Copy each line below in which the string "όργάνωση" occurs.

GIVEN RECORDS start

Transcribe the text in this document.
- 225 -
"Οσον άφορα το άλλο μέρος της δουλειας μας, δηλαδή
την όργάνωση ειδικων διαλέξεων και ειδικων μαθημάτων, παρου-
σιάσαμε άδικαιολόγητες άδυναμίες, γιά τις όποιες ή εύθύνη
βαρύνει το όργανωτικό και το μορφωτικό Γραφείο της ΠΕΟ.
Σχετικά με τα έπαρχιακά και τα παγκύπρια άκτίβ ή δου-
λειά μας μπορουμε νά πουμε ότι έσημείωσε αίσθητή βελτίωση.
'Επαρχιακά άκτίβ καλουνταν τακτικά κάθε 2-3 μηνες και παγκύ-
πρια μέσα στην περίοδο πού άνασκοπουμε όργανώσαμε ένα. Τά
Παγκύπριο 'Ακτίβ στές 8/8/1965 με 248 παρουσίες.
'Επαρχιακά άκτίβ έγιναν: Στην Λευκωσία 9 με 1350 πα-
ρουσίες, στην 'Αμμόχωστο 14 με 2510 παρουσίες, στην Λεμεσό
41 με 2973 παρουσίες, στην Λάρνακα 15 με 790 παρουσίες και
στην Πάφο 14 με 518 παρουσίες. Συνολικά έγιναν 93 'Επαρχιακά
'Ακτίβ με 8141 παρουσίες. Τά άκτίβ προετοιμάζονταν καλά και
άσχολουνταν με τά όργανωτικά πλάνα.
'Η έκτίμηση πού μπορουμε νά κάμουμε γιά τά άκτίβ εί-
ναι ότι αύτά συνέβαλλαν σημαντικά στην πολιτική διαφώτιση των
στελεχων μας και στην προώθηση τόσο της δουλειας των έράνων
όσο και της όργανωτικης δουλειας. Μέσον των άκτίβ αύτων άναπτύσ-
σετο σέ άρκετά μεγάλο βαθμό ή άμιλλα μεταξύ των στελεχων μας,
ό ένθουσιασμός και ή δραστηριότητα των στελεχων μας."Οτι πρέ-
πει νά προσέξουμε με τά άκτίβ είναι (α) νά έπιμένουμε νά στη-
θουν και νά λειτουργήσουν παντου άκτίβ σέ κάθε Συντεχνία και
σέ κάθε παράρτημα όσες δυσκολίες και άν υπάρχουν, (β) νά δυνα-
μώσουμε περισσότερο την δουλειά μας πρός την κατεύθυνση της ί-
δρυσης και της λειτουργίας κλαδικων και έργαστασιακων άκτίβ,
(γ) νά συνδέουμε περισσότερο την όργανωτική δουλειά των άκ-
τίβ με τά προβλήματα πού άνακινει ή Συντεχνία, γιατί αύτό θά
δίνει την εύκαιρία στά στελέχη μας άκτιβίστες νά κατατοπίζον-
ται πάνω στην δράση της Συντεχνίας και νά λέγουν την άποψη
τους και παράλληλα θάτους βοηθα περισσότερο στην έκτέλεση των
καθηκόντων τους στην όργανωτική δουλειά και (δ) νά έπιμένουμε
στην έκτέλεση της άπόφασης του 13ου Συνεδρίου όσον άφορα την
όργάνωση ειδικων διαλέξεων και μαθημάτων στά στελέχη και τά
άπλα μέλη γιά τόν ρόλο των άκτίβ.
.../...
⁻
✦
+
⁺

GIVEN RECORDS end
GIVEN RECORDS start

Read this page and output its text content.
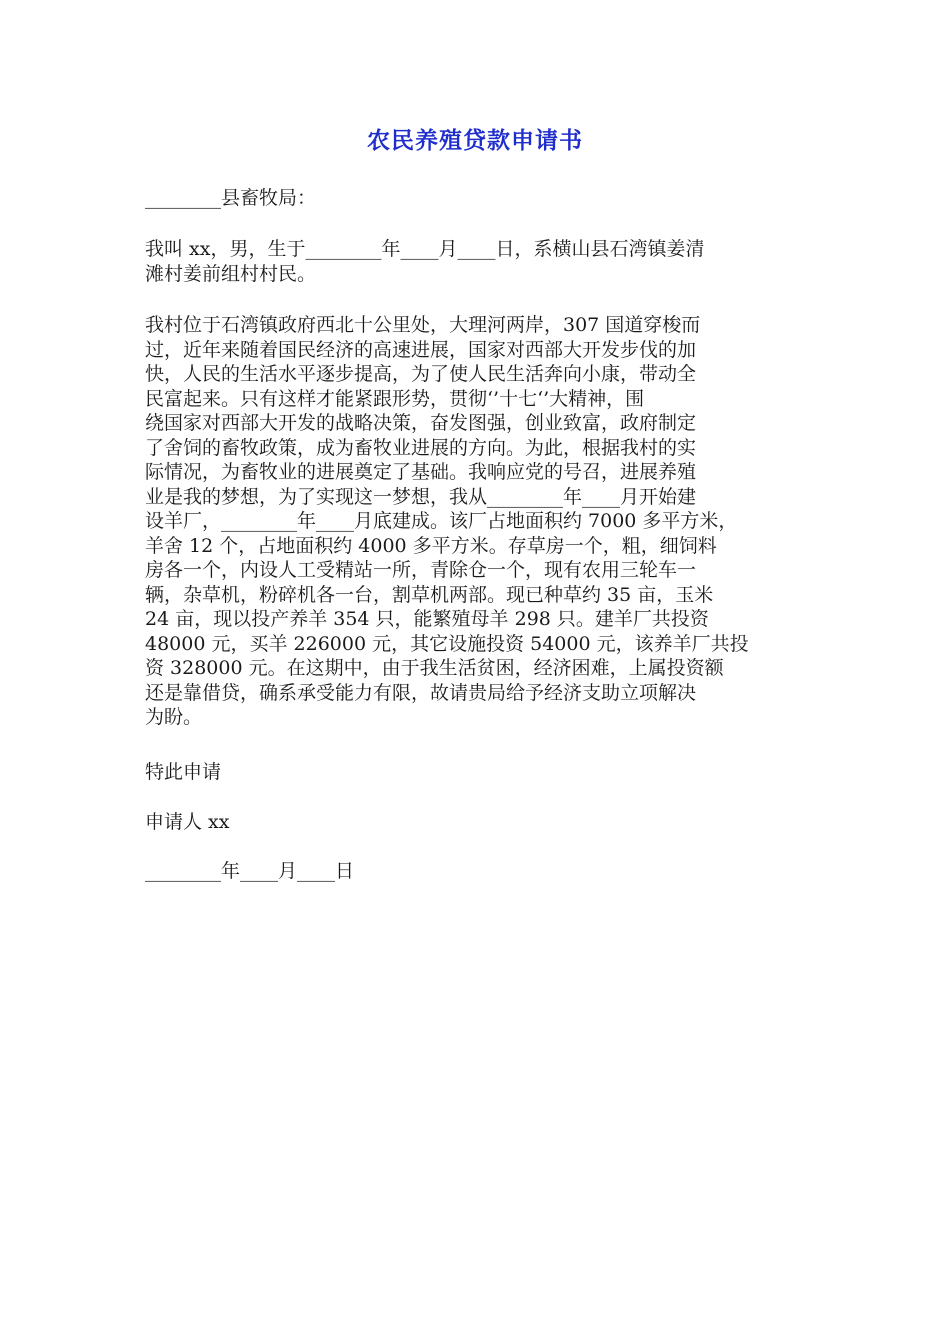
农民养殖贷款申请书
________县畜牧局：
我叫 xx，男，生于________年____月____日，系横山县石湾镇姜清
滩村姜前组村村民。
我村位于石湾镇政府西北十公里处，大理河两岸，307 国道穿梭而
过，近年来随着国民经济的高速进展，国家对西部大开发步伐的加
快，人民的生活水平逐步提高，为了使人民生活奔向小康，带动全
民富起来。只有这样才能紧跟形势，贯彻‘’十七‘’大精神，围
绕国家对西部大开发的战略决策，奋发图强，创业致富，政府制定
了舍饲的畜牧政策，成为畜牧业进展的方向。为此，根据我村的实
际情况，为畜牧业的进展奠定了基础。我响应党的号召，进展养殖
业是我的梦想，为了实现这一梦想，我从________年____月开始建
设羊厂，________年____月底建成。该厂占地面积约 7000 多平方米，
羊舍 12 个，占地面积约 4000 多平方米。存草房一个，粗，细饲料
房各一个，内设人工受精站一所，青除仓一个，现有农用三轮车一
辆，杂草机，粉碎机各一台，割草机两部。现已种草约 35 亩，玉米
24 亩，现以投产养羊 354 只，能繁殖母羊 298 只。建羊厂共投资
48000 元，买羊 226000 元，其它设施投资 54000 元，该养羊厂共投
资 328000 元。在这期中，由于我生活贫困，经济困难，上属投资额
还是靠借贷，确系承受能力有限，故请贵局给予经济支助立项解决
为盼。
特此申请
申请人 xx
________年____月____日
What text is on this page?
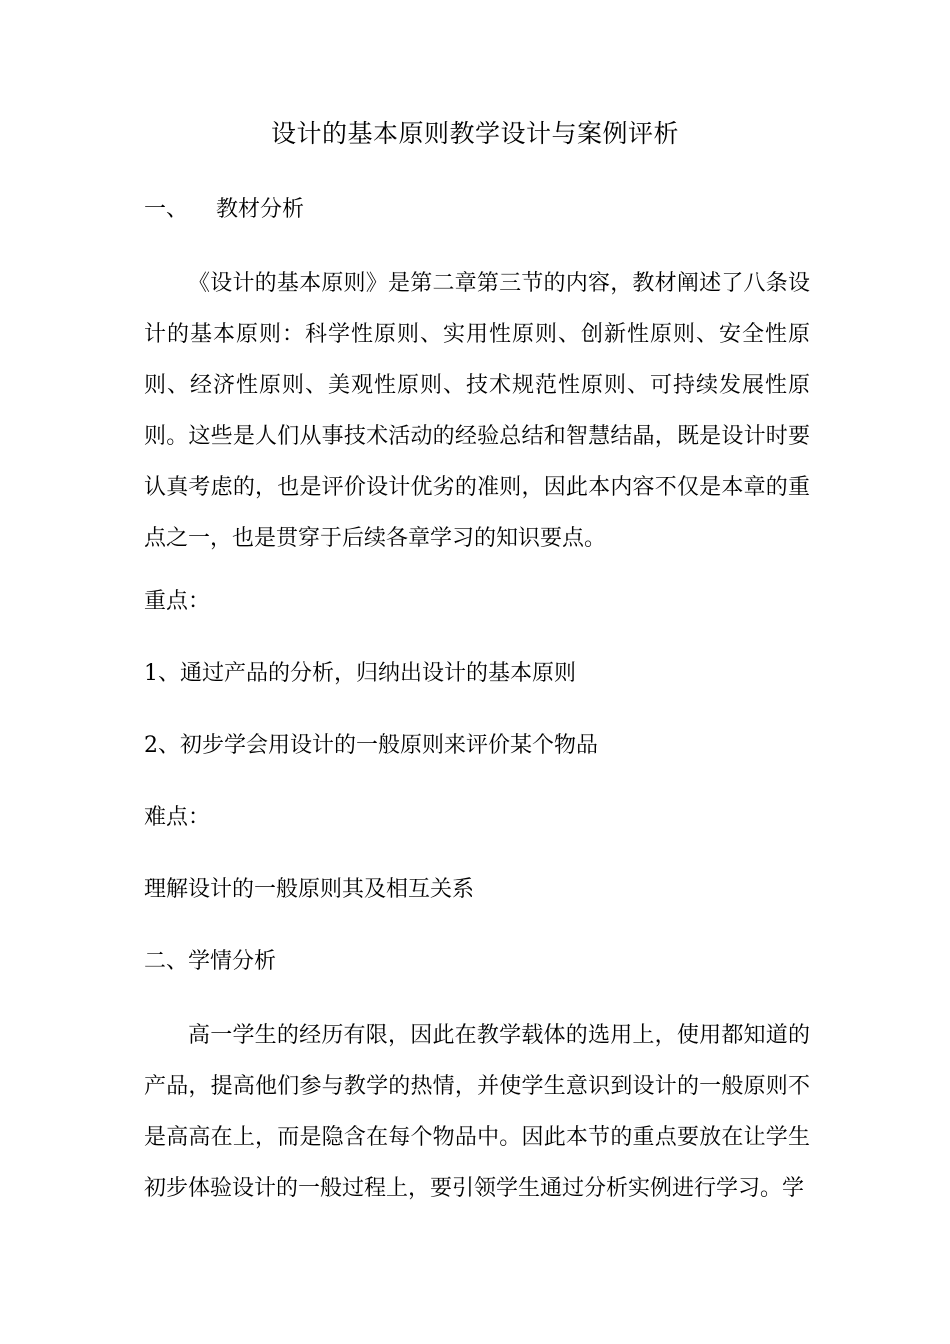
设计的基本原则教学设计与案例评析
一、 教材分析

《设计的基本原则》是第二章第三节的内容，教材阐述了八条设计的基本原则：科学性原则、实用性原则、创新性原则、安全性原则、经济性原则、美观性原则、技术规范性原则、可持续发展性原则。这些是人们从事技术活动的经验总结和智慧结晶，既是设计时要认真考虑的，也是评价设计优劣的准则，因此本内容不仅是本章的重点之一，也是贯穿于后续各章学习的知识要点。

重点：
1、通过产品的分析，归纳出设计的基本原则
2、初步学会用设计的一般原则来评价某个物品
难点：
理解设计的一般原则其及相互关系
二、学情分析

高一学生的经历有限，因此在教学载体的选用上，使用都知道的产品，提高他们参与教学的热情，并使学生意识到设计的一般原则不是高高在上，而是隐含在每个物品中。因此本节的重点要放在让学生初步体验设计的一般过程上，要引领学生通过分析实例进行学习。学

GIVEN RECORDS end
GIVEN RECORDS start

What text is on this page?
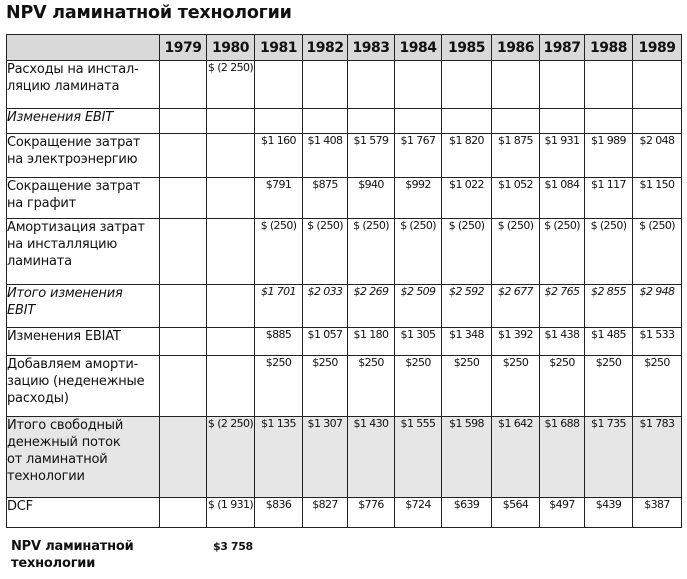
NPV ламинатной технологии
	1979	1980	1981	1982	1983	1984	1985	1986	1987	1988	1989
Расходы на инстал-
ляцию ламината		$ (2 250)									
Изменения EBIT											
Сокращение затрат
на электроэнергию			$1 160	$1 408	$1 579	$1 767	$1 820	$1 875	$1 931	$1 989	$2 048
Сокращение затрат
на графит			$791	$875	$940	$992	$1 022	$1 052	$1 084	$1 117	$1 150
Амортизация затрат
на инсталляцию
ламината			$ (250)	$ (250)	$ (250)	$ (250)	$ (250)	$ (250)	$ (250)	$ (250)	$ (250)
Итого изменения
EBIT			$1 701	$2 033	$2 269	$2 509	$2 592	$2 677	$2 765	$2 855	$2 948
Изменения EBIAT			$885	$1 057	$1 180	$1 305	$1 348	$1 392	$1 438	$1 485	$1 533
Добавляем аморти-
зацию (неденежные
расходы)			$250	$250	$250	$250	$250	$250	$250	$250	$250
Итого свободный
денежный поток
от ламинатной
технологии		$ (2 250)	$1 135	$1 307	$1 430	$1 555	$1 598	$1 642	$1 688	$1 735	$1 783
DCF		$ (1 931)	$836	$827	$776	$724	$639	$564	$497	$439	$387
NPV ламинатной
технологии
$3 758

GIVEN RECORDS end

• FULL OUTPUT
την όργάνωση ειδικων διαλέξεων και ειδικων μαθημάτων, παρου-
όργάνωση ειδικων διαλέξεων και μαθημάτων στά στελέχη και τά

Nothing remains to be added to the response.